━━━━━ Materials provided ━━━━━
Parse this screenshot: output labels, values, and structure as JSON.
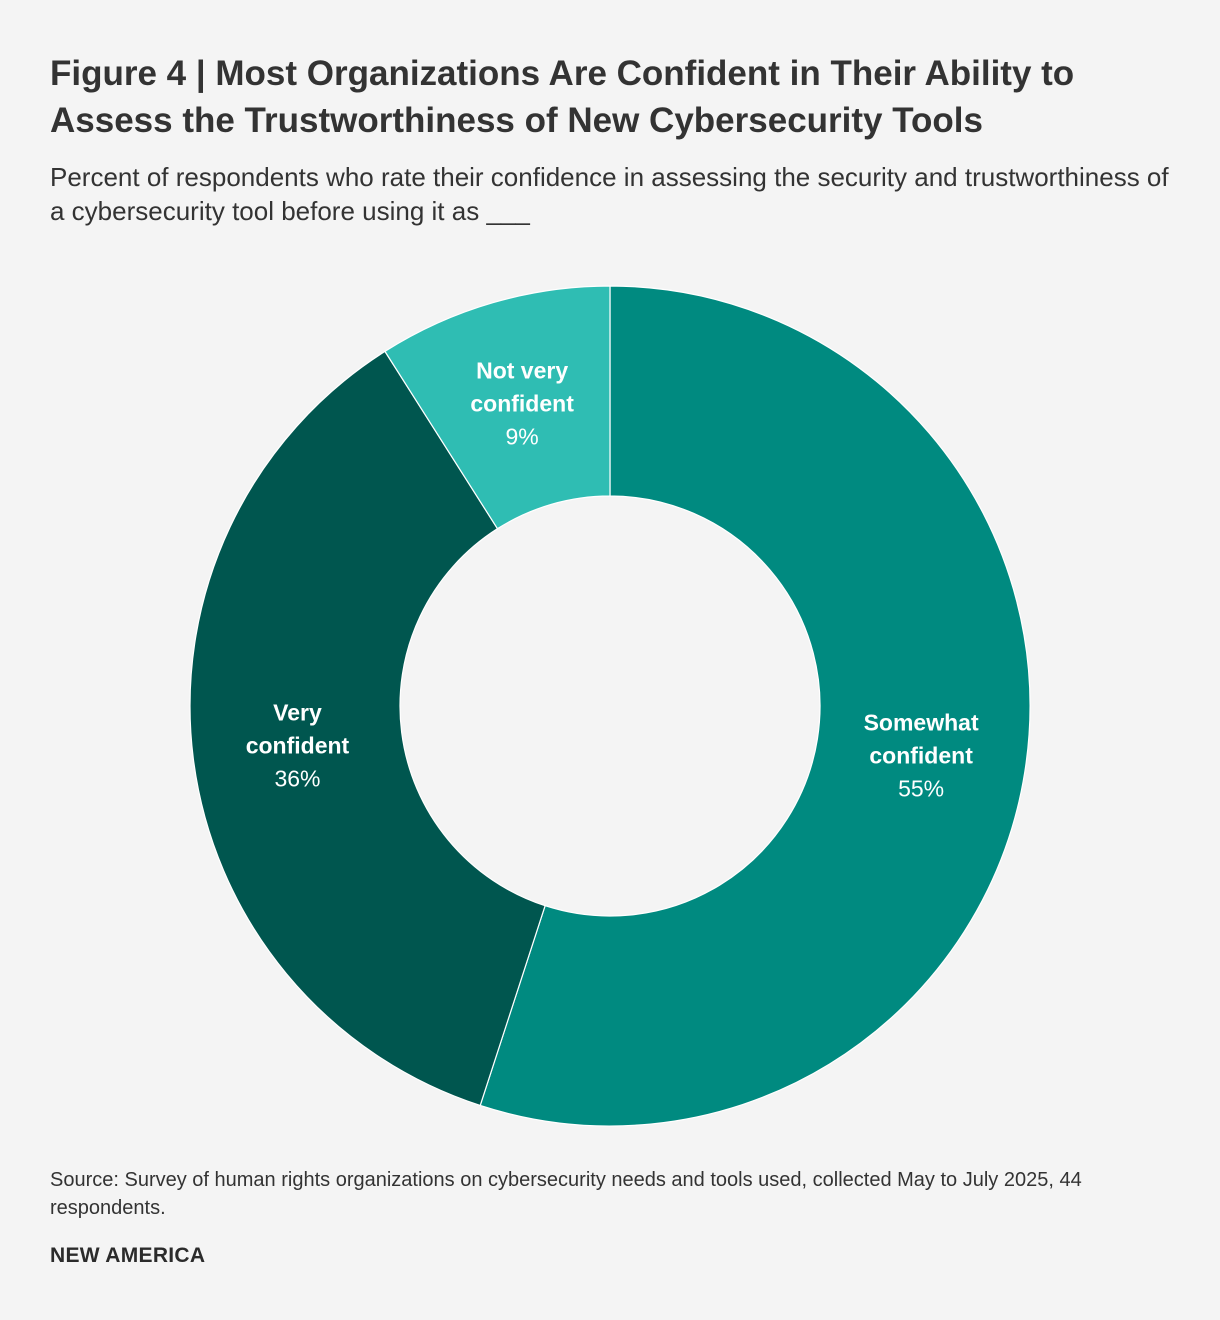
{
  "chart_data": {
    "type": "pie",
    "variant": "donut",
    "title": "Figure 4 | Most Organizations Are Confident in Their Ability to Assess the Trustworthiness of New Cybersecurity Tools",
    "subtitle": "Percent of respondents who rate their confidence in assessing the security and trustworthiness of a cybersecurity tool before using it as ___",
    "slices": [
      {
        "label": "Somewhat confident",
        "label_lines": [
          "Somewhat",
          "confident"
        ],
        "value": 55,
        "value_label": "55%",
        "color": "#008a80"
      },
      {
        "label": "Very confident",
        "label_lines": [
          "Very",
          "confident"
        ],
        "value": 36,
        "value_label": "36%",
        "color": "#00564f"
      },
      {
        "label": "Not very confident",
        "label_lines": [
          "Not very",
          "confident"
        ],
        "value": 9,
        "value_label": "9%",
        "color": "#2fbdb3"
      }
    ],
    "start_angle": "top, clockwise",
    "legend": "none (labels on slices)"
  },
  "source": "Source: Survey of human rights organizations on cybersecurity needs and tools used, collected May to July 2025, 44 respondents.",
  "brand": "NEW AMERICA"
}
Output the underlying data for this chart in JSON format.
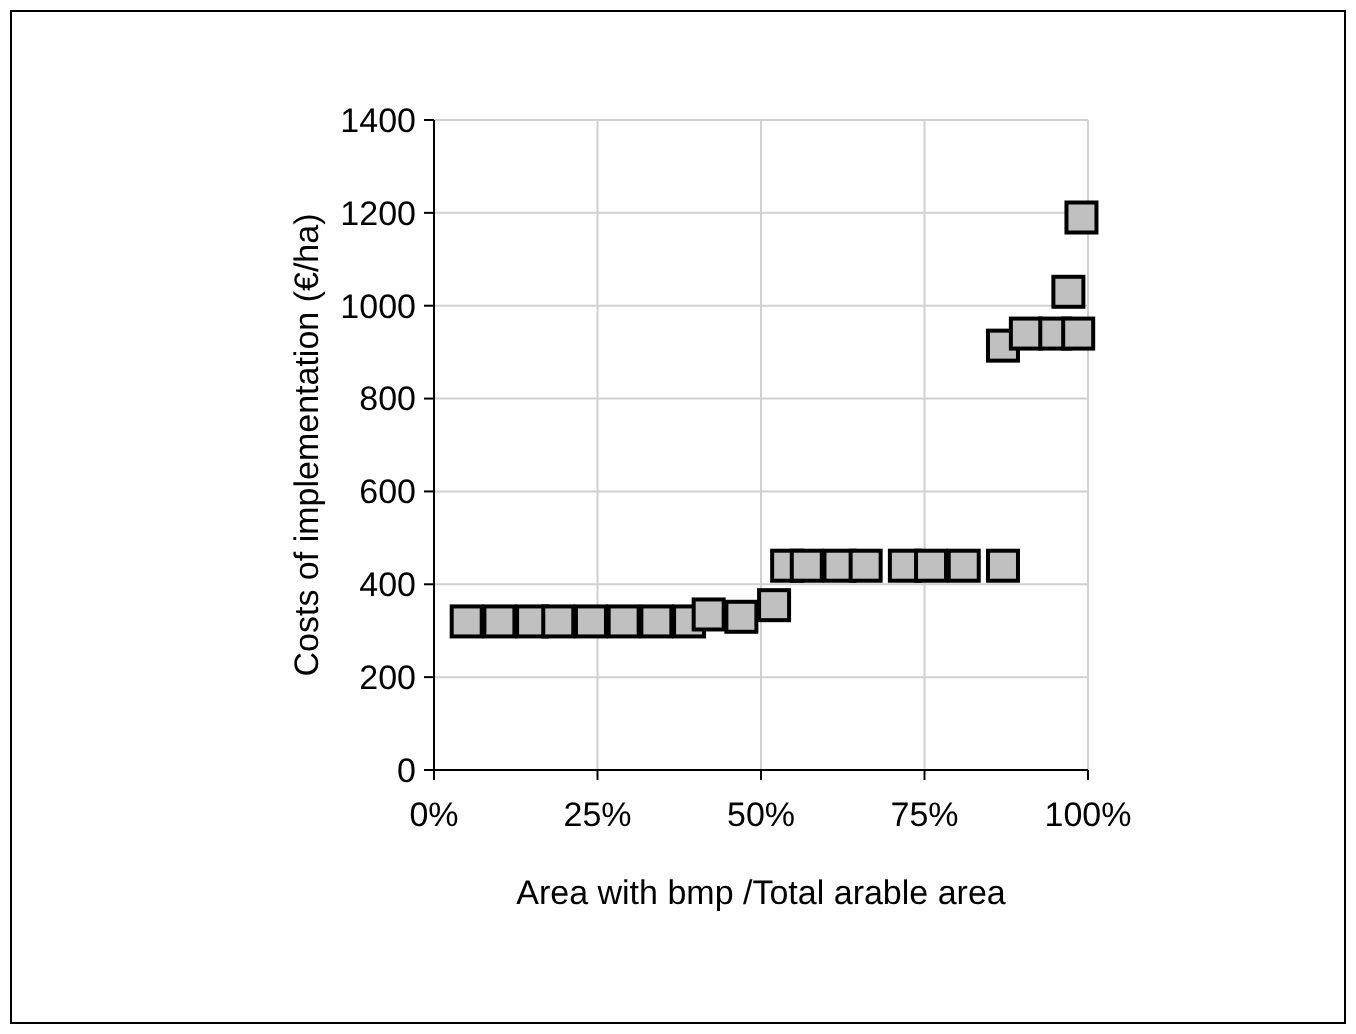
{
  "chart_data": {
    "type": "scatter",
    "xlabel": "Area with bmp /Total arable area",
    "ylabel": "Costs of implementation (€/ha)",
    "marker": "square",
    "grid": true,
    "xlim": [
      0,
      1
    ],
    "xticks": [
      {
        "value": 0,
        "label": "0%"
      },
      {
        "value": 0.25,
        "label": "25%"
      },
      {
        "value": 0.5,
        "label": "50%"
      },
      {
        "value": 0.75,
        "label": "75%"
      },
      {
        "value": 1,
        "label": "100%"
      }
    ],
    "ylim": [
      0,
      1400
    ],
    "yticks": [
      0,
      200,
      400,
      600,
      800,
      1000,
      1200,
      1400
    ],
    "series": [
      {
        "color": "#c0c0c0",
        "x": [
          0.05,
          0.1,
          0.15,
          0.19,
          0.24,
          0.29,
          0.34,
          0.39,
          0.42,
          0.47,
          0.52,
          0.54,
          0.57,
          0.62,
          0.66,
          0.72,
          0.76,
          0.81,
          0.87,
          0.87,
          0.905,
          0.95,
          0.985,
          0.97,
          0.99
        ],
        "values": [
          320,
          320,
          320,
          320,
          320,
          320,
          320,
          320,
          335,
          330,
          355,
          440,
          440,
          440,
          440,
          440,
          440,
          440,
          440,
          914,
          940,
          940,
          940,
          1030,
          1190
        ]
      }
    ]
  }
}
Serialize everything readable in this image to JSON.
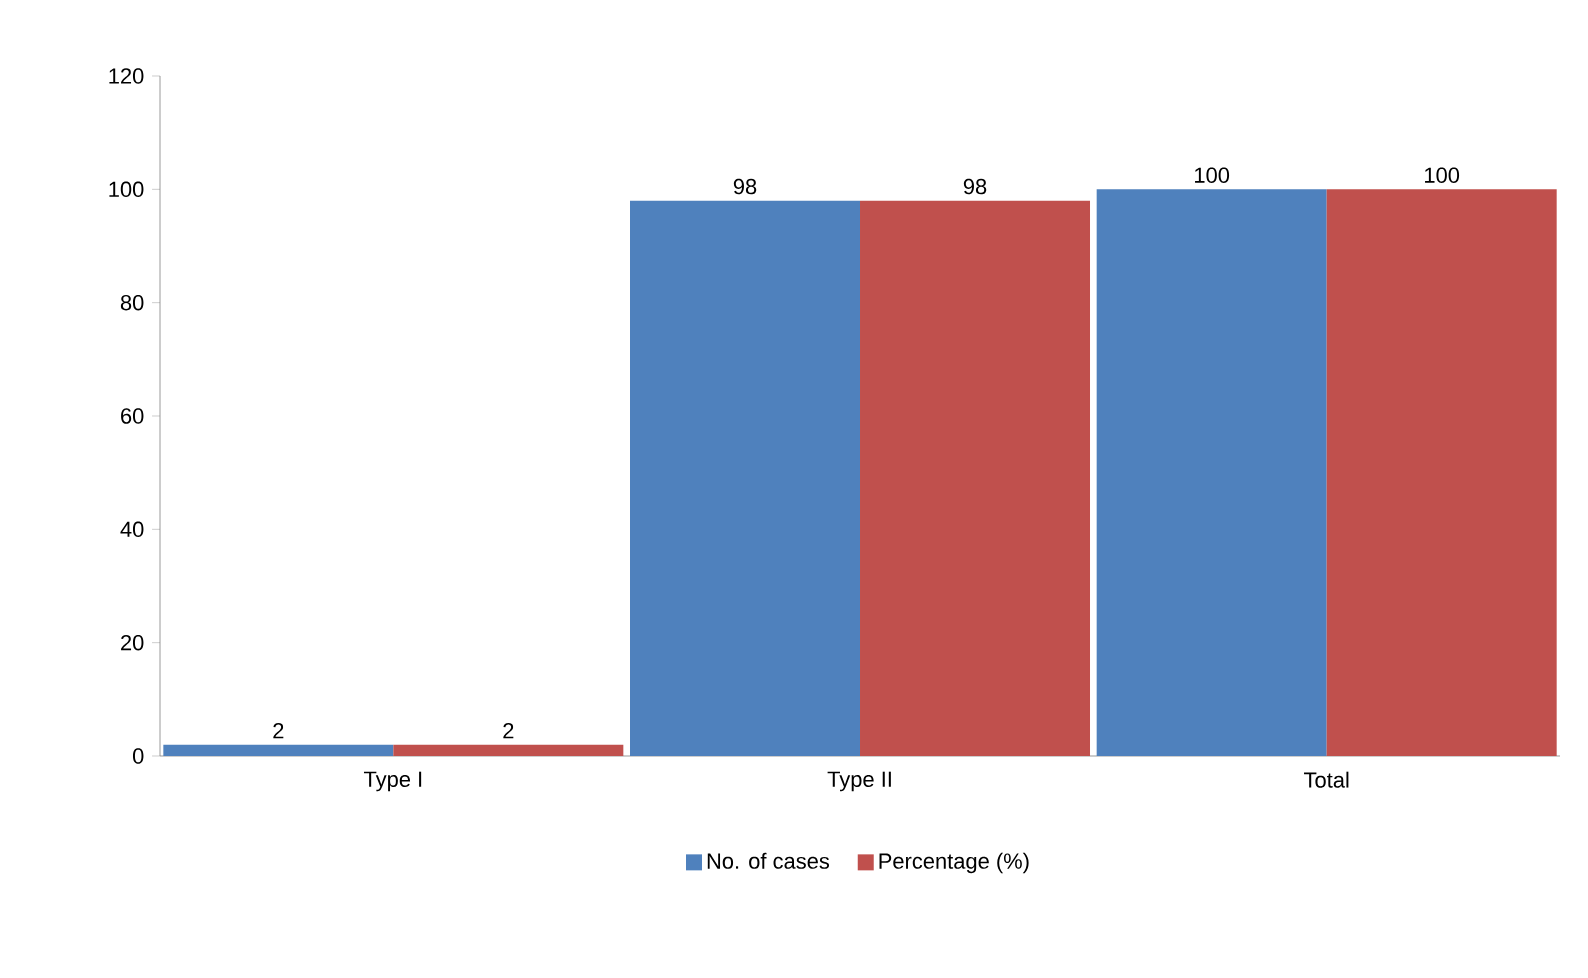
{
  "chart_data": {
    "type": "bar",
    "categories": [
      "Type I",
      "Type II",
      "Total"
    ],
    "series": [
      {
        "name": "No. of cases",
        "color": "#4f81bd",
        "values": [
          2,
          98,
          100
        ]
      },
      {
        "name": "Percentage (%)",
        "color": "#c0504d",
        "values": [
          2,
          98,
          100
        ]
      }
    ],
    "ylim": [
      0,
      120
    ],
    "yticks": [
      0,
      20,
      40,
      60,
      80,
      100,
      120
    ],
    "data_labels": true,
    "legend": "bottom",
    "grid": false
  }
}
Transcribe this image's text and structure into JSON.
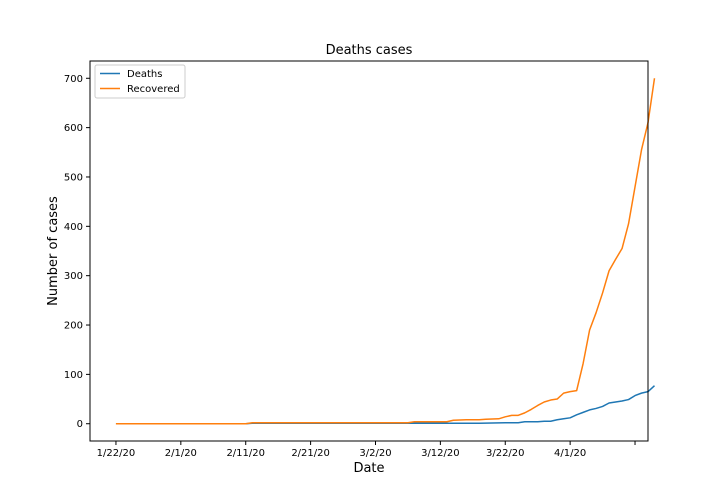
{
  "chart_data": {
    "type": "line",
    "title": "Deaths cases",
    "xlabel": "Date",
    "ylabel": "Number of cases",
    "x_ticks": [
      "1/22/20",
      "2/1/20",
      "2/11/20",
      "2/21/20",
      "3/2/20",
      "3/12/20",
      "3/22/20",
      "4/1/20",
      ""
    ],
    "x_tick_days": [
      0,
      10,
      20,
      30,
      40,
      50,
      60,
      70,
      80
    ],
    "xlim": [
      -4,
      82
    ],
    "y_ticks": [
      0,
      100,
      200,
      300,
      400,
      500,
      600,
      700
    ],
    "ylim": [
      -35,
      735
    ],
    "legend": {
      "placement": "upper-left"
    },
    "series": [
      {
        "name": "Deaths",
        "color": "#1f77b4",
        "points": [
          [
            0,
            0
          ],
          [
            20,
            0
          ],
          [
            21,
            1
          ],
          [
            50,
            1
          ],
          [
            55,
            1
          ],
          [
            56,
            1
          ],
          [
            60,
            2
          ],
          [
            62,
            2
          ],
          [
            63,
            4
          ],
          [
            65,
            4
          ],
          [
            66,
            5
          ],
          [
            67,
            5
          ],
          [
            68,
            8
          ],
          [
            69,
            10
          ],
          [
            70,
            12
          ],
          [
            71,
            18
          ],
          [
            72,
            23
          ],
          [
            73,
            28
          ],
          [
            74,
            31
          ],
          [
            75,
            35
          ],
          [
            76,
            42
          ],
          [
            77,
            44
          ],
          [
            78,
            46
          ],
          [
            79,
            49
          ],
          [
            80,
            57
          ],
          [
            81,
            62
          ],
          [
            82,
            65
          ],
          [
            83,
            77
          ]
        ]
      },
      {
        "name": "Recovered",
        "color": "#ff7f0e",
        "points": [
          [
            0,
            0
          ],
          [
            20,
            0
          ],
          [
            21,
            2
          ],
          [
            45,
            2
          ],
          [
            46,
            4
          ],
          [
            51,
            4
          ],
          [
            52,
            7
          ],
          [
            54,
            8
          ],
          [
            56,
            8
          ],
          [
            57,
            9
          ],
          [
            59,
            10
          ],
          [
            60,
            14
          ],
          [
            61,
            17
          ],
          [
            62,
            17
          ],
          [
            63,
            22
          ],
          [
            64,
            29
          ],
          [
            65,
            37
          ],
          [
            66,
            44
          ],
          [
            67,
            48
          ],
          [
            68,
            50
          ],
          [
            69,
            62
          ],
          [
            70,
            65
          ],
          [
            71,
            67
          ],
          [
            72,
            122
          ],
          [
            73,
            190
          ],
          [
            74,
            225
          ],
          [
            75,
            265
          ],
          [
            76,
            310
          ],
          [
            77,
            333
          ],
          [
            78,
            355
          ],
          [
            79,
            405
          ],
          [
            80,
            480
          ],
          [
            81,
            555
          ],
          [
            82,
            610
          ],
          [
            83,
            700
          ]
        ]
      }
    ]
  }
}
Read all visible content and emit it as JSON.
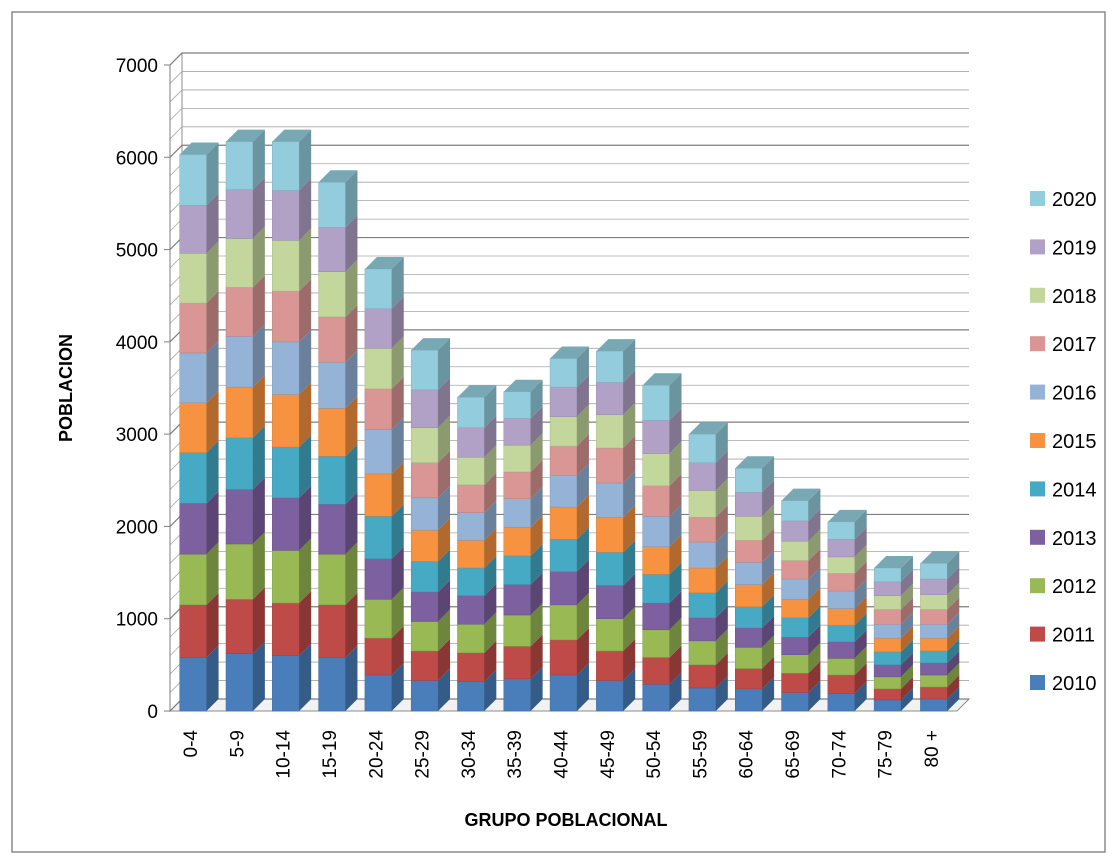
{
  "chart_data": {
    "type": "bar",
    "stacked": true,
    "style": "3d-column",
    "title": "",
    "xlabel": "GRUPO POBLACIONAL",
    "ylabel": "POBLACION",
    "ylim": [
      0,
      7000
    ],
    "y_major_ticks": [
      0,
      1000,
      2000,
      3000,
      4000,
      5000,
      6000,
      7000
    ],
    "y_minor_step": 200,
    "grid": true,
    "legend_position": "right",
    "categories": [
      "0-4",
      "5-9",
      "10-14",
      "15-19",
      "20-24",
      "25-29",
      "30-34",
      "35-39",
      "40-44",
      "45-49",
      "50-54",
      "55-59",
      "60-64",
      "65-69",
      "70-74",
      "75-79",
      "80 +"
    ],
    "series": [
      {
        "name": "2010",
        "color": "#4a7ebb",
        "values": [
          580,
          620,
          600,
          580,
          390,
          330,
          320,
          350,
          390,
          330,
          290,
          250,
          240,
          200,
          190,
          120,
          130
        ]
      },
      {
        "name": "2011",
        "color": "#be4b48",
        "values": [
          570,
          590,
          570,
          570,
          400,
          320,
          310,
          350,
          380,
          320,
          290,
          250,
          220,
          210,
          200,
          120,
          130
        ]
      },
      {
        "name": "2012",
        "color": "#98b954",
        "values": [
          550,
          600,
          570,
          550,
          420,
          320,
          310,
          340,
          380,
          350,
          300,
          260,
          230,
          200,
          180,
          130,
          130
        ]
      },
      {
        "name": "2013",
        "color": "#7d60a0",
        "values": [
          550,
          590,
          570,
          540,
          440,
          320,
          310,
          330,
          360,
          360,
          290,
          250,
          210,
          190,
          180,
          130,
          130
        ]
      },
      {
        "name": "2014",
        "color": "#46aac5",
        "values": [
          550,
          560,
          550,
          520,
          460,
          330,
          300,
          310,
          350,
          360,
          310,
          270,
          230,
          210,
          180,
          140,
          130
        ]
      },
      {
        "name": "2015",
        "color": "#f69240",
        "values": [
          540,
          550,
          570,
          520,
          460,
          340,
          300,
          310,
          350,
          380,
          300,
          270,
          240,
          200,
          180,
          150,
          140
        ]
      },
      {
        "name": "2016",
        "color": "#95b3d7",
        "values": [
          540,
          550,
          570,
          500,
          480,
          350,
          300,
          310,
          340,
          370,
          330,
          280,
          240,
          220,
          190,
          150,
          150
        ]
      },
      {
        "name": "2017",
        "color": "#d99694",
        "values": [
          540,
          530,
          550,
          490,
          440,
          380,
          300,
          290,
          320,
          380,
          330,
          270,
          240,
          200,
          190,
          160,
          160
        ]
      },
      {
        "name": "2018",
        "color": "#c3d69b",
        "values": [
          540,
          530,
          550,
          490,
          440,
          380,
          300,
          290,
          320,
          360,
          350,
          290,
          260,
          210,
          180,
          150,
          160
        ]
      },
      {
        "name": "2019",
        "color": "#b2a1c7",
        "values": [
          520,
          530,
          540,
          480,
          430,
          410,
          320,
          290,
          320,
          350,
          360,
          300,
          260,
          220,
          190,
          150,
          170
        ]
      },
      {
        "name": "2020",
        "color": "#93cddd",
        "values": [
          550,
          520,
          530,
          490,
          430,
          430,
          330,
          290,
          310,
          340,
          380,
          310,
          260,
          220,
          190,
          150,
          170
        ]
      }
    ]
  }
}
━━━━━
*Exercise prompt*:
Each line with the string "slices" in it needs to be found and copied.

*Task solution*:
    "slices": [
    "legend": "none (labels on slices)"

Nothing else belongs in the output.